## TASK PROMPT
Reproduce the records below exactly as given.

Excerpt from a dataset:
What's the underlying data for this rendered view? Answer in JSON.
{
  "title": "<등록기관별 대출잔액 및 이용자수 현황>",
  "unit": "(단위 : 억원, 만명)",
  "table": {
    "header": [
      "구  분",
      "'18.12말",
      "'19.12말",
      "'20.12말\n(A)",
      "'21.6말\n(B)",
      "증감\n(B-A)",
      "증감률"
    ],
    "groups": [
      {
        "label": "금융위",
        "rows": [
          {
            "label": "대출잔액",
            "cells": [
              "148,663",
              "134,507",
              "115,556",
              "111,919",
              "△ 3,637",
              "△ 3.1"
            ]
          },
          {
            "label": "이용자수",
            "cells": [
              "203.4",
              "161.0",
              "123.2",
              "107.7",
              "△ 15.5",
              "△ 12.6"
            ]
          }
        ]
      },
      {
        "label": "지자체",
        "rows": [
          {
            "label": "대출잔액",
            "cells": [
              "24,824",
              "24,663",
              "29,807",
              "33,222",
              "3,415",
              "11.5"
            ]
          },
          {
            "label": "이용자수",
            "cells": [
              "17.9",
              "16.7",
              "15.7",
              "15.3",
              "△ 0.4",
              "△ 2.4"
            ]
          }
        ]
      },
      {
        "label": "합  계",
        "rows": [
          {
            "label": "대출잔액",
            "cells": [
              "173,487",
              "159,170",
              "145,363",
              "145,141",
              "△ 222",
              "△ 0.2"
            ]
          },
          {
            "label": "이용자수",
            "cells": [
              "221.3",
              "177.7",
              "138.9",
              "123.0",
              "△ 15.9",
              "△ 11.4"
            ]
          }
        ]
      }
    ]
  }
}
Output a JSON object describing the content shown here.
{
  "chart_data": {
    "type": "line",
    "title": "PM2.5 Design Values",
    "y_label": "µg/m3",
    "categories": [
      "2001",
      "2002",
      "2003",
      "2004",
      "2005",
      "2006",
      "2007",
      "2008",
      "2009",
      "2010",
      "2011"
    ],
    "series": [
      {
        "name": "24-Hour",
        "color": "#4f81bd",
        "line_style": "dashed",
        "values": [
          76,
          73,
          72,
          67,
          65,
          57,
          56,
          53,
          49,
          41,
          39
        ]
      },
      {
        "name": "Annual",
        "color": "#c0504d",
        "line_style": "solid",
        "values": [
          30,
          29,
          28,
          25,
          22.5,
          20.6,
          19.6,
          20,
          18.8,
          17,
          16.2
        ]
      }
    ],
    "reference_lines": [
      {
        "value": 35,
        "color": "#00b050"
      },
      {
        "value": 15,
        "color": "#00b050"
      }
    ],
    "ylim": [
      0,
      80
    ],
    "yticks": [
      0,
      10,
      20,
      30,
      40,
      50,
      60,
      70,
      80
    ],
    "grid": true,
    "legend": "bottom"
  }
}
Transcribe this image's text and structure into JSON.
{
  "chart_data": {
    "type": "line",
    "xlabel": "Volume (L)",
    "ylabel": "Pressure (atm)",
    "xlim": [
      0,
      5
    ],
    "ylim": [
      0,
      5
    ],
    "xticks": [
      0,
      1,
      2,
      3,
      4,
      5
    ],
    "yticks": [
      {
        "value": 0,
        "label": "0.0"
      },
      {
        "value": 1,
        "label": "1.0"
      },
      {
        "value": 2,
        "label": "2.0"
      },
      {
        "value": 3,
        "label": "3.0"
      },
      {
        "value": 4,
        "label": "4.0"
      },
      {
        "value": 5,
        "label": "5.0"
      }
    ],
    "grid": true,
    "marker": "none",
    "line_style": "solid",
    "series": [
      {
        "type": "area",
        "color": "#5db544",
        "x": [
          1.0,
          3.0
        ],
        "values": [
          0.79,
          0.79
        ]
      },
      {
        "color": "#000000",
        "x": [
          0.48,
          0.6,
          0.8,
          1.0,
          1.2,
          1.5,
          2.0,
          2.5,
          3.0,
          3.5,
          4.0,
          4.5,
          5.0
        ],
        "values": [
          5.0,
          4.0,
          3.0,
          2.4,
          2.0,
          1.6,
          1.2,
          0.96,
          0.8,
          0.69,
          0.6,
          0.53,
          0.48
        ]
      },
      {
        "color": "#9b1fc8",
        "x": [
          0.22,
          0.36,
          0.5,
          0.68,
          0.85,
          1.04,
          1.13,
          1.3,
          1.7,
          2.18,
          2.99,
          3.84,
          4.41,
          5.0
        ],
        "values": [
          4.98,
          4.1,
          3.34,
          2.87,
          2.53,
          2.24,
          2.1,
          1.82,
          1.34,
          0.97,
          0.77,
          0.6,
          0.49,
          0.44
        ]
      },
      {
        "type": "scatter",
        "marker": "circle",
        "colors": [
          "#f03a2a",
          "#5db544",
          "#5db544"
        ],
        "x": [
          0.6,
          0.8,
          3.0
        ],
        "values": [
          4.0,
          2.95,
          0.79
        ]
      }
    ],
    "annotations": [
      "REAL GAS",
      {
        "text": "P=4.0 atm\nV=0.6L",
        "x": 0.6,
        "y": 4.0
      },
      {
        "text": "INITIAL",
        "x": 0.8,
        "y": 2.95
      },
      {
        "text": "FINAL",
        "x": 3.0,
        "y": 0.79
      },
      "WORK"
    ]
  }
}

## EXERCISE SOLUTION
What's the underlying data for this rendered view? Answer in JSON.
{
  "title": "<등록기관별 대출잔액 및 이용자수 현황>",
  "unit": "(단위 : 억원, 만명)",
  "table": {
    "header": [
      "구  분",
      "'18.12말",
      "'19.12말",
      "'20.12말\n(A)",
      "'21.6말\n(B)",
      "증감\n(B-A)",
      "증감률"
    ],
    "groups": [
      {
        "label": "금융위",
        "rows": [
          {
            "label": "대출잔액",
            "cells": [
              "148,663",
              "134,507",
              "115,556",
              "111,919",
              "△ 3,637",
              "△ 3.1"
            ]
          },
          {
            "label": "이용자수",
            "cells": [
              "203.4",
              "161.0",
              "123.2",
              "107.7",
              "△ 15.5",
              "△ 12.6"
            ]
          }
        ]
      },
      {
        "label": "지자체",
        "rows": [
          {
            "label": "대출잔액",
            "cells": [
              "24,824",
              "24,663",
              "29,807",
              "33,222",
              "3,415",
              "11.5"
            ]
          },
          {
            "label": "이용자수",
            "cells": [
              "17.9",
              "16.7",
              "15.7",
              "15.3",
              "△ 0.4",
              "△ 2.4"
            ]
          }
        ]
      },
      {
        "label": "합  계",
        "rows": [
          {
            "label": "대출잔액",
            "cells": [
              "173,487",
              "159,170",
              "145,363",
              "145,141",
              "△ 222",
              "△ 0.2"
            ]
          },
          {
            "label": "이용자수",
            "cells": [
              "221.3",
              "177.7",
              "138.9",
              "123.0",
              "△ 15.9",
              "△ 11.4"
            ]
          }
        ]
      }
    ]
  }
}
Output a JSON object describing the content shown here.
{
  "chart_data": {
    "type": "line",
    "title": "PM2.5 Design Values",
    "y_label": "µg/m3",
    "categories": [
      "2001",
      "2002",
      "2003",
      "2004",
      "2005",
      "2006",
      "2007",
      "2008",
      "2009",
      "2010",
      "2011"
    ],
    "series": [
      {
        "name": "24-Hour",
        "color": "#4f81bd",
        "line_style": "dashed",
        "values": [
          76,
          73,
          72,
          67,
          65,
          57,
          56,
          53,
          49,
          41,
          39
        ]
      },
      {
        "name": "Annual",
        "color": "#c0504d",
        "line_style": "solid",
        "values": [
          30,
          29,
          28,
          25,
          22.5,
          20.6,
          19.6,
          20,
          18.8,
          17,
          16.2
        ]
      }
    ],
    "reference_lines": [
      {
        "value": 35,
        "color": "#00b050"
      },
      {
        "value": 15,
        "color": "#00b050"
      }
    ],
    "ylim": [
      0,
      80
    ],
    "yticks": [
      0,
      10,
      20,
      30,
      40,
      50,
      60,
      70,
      80
    ],
    "grid": true,
    "legend": "bottom"
  }
}
Transcribe this image's text and structure into JSON.
{
  "chart_data": {
    "type": "line",
    "xlabel": "Volume (L)",
    "ylabel": "Pressure (atm)",
    "xlim": [
      0,
      5
    ],
    "ylim": [
      0,
      5
    ],
    "xticks": [
      0,
      1,
      2,
      3,
      4,
      5
    ],
    "yticks": [
      {
        "value": 0,
        "label": "0.0"
      },
      {
        "value": 1,
        "label": "1.0"
      },
      {
        "value": 2,
        "label": "2.0"
      },
      {
        "value": 3,
        "label": "3.0"
      },
      {
        "value": 4,
        "label": "4.0"
      },
      {
        "value": 5,
        "label": "5.0"
      }
    ],
    "grid": true,
    "marker": "none",
    "line_style": "solid",
    "series": [
      {
        "type": "area",
        "color": "#5db544",
        "x": [
          1.0,
          3.0
        ],
        "values": [
          0.79,
          0.79
        ]
      },
      {
        "color": "#000000",
        "x": [
          0.48,
          0.6,
          0.8,
          1.0,
          1.2,
          1.5,
          2.0,
          2.5,
          3.0,
          3.5,
          4.0,
          4.5,
          5.0
        ],
        "values": [
          5.0,
          4.0,
          3.0,
          2.4,
          2.0,
          1.6,
          1.2,
          0.96,
          0.8,
          0.69,
          0.6,
          0.53,
          0.48
        ]
      },
      {
        "color": "#9b1fc8",
        "x": [
          0.22,
          0.36,
          0.5,
          0.68,
          0.85,
          1.04,
          1.13,
          1.3,
          1.7,
          2.18,
          2.99,
          3.84,
          4.41,
          5.0
        ],
        "values": [
          4.98,
          4.1,
          3.34,
          2.87,
          2.53,
          2.24,
          2.1,
          1.82,
          1.34,
          0.97,
          0.77,
          0.6,
          0.49,
          0.44
        ]
      },
      {
        "type": "scatter",
        "marker": "circle",
        "colors": [
          "#f03a2a",
          "#5db544",
          "#5db544"
        ],
        "x": [
          0.6,
          0.8,
          3.0
        ],
        "values": [
          4.0,
          2.95,
          0.79
        ]
      }
    ],
    "annotations": [
      "REAL GAS",
      {
        "text": "P=4.0 atm\nV=0.6L",
        "x": 0.6,
        "y": 4.0
      },
      {
        "text": "INITIAL",
        "x": 0.8,
        "y": 2.95
      },
      {
        "text": "FINAL",
        "x": 3.0,
        "y": 0.79
      },
      "WORK"
    ]
  }
}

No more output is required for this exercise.